Text section →

* * *

# Palantir's CTO Warns China Is Stealing AI, but the Real Threat Is at Home

> Source: <https://startupfortune.com/palantirs-cto-warns-china-is-stealing-ai-but-the-real-threat-is-at-home/>
> Published: 2026-07-16 04:55:18+00:00

*Palantir's chief technology officer says China built its best AI models by siphoning answers out of American ones. He's less worried about that theft than about Americans turning against the data centers built to stay ahead of it.*

Shyam Sankar sat down with Bloomberg Television on Wednesday. He said the quiet part out loud. "These Chinese open source models are really the result of distillation attacks," he told the network, describing them as built on "stolen American IP" from frontier labs like OpenAI, Anthropic and Google. It's a blunt accusation from a company whose business is selling AI-powered software to the Pentagon and its allies.

Distillation itself isn't exotic. It's how a developer trains a smaller, cheaper model on the outputs of a bigger one, letting it inherit much of the larger model's behavior without the underlying training cost. Anthropic made the sharpest version of this argument two weeks earlier, telling the White House that operators tied to Alibaba's Qwen lab opened roughly 25,000 fake accounts and ran 28.8 million exchanges through Claude between April and June, an effort Anthropic labeled "adversarial distillation" aimed squarely at Claude's strongest skills: agentic reasoning and long, multi-step coding tasks. Alibaba has not addressed the specifics.

* * *

Dataset extract →
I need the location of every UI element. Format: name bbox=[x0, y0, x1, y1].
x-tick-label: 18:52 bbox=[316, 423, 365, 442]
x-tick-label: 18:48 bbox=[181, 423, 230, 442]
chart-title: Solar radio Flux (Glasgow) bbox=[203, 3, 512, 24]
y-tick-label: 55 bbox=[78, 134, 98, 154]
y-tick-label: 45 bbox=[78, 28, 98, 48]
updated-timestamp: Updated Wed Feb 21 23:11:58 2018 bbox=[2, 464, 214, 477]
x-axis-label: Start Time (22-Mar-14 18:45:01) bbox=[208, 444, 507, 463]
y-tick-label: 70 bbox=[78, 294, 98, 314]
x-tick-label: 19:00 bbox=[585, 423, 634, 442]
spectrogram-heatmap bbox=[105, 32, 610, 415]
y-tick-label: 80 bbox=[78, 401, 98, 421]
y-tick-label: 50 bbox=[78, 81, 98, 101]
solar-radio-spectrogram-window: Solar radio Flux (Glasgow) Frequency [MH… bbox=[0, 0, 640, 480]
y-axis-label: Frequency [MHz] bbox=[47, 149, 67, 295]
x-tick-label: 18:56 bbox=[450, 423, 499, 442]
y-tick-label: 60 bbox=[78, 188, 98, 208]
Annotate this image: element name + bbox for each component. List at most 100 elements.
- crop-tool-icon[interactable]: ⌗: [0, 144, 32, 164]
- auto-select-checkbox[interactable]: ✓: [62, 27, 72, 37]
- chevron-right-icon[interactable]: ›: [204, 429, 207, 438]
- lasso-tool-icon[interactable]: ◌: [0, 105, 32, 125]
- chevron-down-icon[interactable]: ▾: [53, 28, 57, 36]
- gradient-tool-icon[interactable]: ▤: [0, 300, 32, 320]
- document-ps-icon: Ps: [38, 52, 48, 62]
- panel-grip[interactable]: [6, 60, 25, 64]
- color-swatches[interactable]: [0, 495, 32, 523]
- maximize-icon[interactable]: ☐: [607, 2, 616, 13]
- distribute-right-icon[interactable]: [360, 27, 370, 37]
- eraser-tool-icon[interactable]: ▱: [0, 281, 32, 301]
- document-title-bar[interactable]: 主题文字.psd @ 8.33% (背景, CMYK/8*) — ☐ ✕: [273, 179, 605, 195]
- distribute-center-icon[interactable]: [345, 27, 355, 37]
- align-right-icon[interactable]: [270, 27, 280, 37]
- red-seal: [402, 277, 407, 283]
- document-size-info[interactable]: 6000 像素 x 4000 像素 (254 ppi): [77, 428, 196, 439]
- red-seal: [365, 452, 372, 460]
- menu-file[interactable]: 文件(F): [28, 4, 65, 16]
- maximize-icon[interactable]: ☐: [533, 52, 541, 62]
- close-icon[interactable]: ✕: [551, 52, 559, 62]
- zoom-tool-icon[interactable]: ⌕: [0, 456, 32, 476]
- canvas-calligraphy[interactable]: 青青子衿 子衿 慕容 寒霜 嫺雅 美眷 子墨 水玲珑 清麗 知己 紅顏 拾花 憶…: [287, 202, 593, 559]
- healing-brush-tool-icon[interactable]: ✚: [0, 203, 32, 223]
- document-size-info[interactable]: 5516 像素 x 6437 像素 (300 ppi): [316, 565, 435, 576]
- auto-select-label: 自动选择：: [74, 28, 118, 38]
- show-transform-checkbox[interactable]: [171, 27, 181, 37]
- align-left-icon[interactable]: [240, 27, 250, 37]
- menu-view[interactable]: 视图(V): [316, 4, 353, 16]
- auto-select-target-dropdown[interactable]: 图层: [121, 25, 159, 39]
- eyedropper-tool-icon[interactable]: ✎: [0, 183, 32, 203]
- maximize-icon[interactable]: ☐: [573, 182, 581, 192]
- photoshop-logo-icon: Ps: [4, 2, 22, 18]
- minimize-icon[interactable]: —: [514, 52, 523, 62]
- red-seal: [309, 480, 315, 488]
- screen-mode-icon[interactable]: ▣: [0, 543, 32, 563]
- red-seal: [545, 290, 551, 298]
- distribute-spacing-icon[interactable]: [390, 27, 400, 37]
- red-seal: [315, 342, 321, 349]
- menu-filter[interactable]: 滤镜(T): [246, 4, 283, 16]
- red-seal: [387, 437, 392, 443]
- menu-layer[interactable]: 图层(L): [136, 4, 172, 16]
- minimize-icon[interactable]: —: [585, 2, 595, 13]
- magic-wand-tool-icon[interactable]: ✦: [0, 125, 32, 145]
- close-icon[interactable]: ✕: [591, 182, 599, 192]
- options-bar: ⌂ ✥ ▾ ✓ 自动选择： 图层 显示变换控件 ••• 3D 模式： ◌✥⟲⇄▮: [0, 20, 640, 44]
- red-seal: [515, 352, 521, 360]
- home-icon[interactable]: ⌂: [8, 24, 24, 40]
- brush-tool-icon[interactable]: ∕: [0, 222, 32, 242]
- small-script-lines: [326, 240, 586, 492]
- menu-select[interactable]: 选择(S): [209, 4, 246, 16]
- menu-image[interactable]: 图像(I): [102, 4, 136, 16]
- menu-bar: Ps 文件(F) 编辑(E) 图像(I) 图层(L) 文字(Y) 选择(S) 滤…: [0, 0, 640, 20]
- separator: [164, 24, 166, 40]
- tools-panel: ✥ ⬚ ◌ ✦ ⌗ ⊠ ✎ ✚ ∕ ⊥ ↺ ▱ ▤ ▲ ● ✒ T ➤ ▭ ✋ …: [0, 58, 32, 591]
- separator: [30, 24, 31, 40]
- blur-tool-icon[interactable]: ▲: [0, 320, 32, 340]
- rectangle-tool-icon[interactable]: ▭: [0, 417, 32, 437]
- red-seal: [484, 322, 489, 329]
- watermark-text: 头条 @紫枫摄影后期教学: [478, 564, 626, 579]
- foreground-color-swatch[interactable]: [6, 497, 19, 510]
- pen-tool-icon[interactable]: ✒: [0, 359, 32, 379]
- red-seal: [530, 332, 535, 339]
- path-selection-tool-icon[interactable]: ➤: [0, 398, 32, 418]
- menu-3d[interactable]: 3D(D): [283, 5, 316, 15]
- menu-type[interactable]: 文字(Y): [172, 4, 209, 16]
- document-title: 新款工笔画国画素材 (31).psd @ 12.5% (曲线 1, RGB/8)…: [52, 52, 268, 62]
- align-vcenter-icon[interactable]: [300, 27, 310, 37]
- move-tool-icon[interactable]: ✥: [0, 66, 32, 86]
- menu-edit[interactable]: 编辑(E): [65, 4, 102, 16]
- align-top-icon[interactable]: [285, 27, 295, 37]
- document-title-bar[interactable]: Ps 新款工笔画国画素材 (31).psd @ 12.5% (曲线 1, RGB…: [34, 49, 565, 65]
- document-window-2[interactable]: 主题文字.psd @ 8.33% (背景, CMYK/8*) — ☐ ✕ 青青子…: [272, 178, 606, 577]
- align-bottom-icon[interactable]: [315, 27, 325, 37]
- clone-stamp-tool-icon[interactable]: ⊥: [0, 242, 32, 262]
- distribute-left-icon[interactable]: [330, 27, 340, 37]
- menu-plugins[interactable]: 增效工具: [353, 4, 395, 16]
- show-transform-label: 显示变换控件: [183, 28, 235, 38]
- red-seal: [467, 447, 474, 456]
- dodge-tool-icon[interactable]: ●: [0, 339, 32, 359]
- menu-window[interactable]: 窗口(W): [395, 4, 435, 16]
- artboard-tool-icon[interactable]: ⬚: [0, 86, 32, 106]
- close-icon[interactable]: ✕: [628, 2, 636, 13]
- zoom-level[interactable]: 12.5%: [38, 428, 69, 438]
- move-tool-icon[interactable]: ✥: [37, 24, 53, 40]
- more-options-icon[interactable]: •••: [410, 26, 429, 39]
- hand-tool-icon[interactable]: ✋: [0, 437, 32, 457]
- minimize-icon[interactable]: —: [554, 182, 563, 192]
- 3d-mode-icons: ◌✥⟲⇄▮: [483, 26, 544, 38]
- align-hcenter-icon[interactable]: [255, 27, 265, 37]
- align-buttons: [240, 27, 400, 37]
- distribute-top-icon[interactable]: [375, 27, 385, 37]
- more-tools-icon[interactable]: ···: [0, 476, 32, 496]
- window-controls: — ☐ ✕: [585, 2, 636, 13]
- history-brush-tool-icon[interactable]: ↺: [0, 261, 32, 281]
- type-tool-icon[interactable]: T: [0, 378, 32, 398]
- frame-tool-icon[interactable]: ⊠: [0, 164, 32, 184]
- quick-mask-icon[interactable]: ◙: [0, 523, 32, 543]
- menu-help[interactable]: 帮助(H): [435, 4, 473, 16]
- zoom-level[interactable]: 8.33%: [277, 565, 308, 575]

* * *

Assignment 1 → According to the Palantir article, how many fake accounts did operators tied to Alibaba's Qwen lab open?
Assignment 2 → Repeat the stretch of the Palantir article from "# Palantir's CTO" through "and its allies.".

Solution 1 → Roughly 25,000.

Solution 2 →
# Palantir's CTO Warns China Is Stealing AI, but the Real Threat Is at Home

> Source: <https://startupfortune.com/palantirs-cto-warns-china-is-stealing-ai-but-the-real-threat-is-at-home/>
> Published: 2026-07-16 04:55:18+00:00

*Palantir's chief technology officer says China built its best AI models by siphoning answers out of American ones. He's less worried about that theft than about Americans turning against the data centers built to stay ahead of it.*

Shyam Sankar sat down with Bloomberg Television on Wednesday. He said the quiet part out loud. "These Chinese open source models are really the result of distillation attacks," he told the network, describing them as built on "stolen American IP" from frontier labs like OpenAI, Anthropic and Google. It's a blunt accusation from a company whose business is selling AI-powered software to the Pentagon and its allies.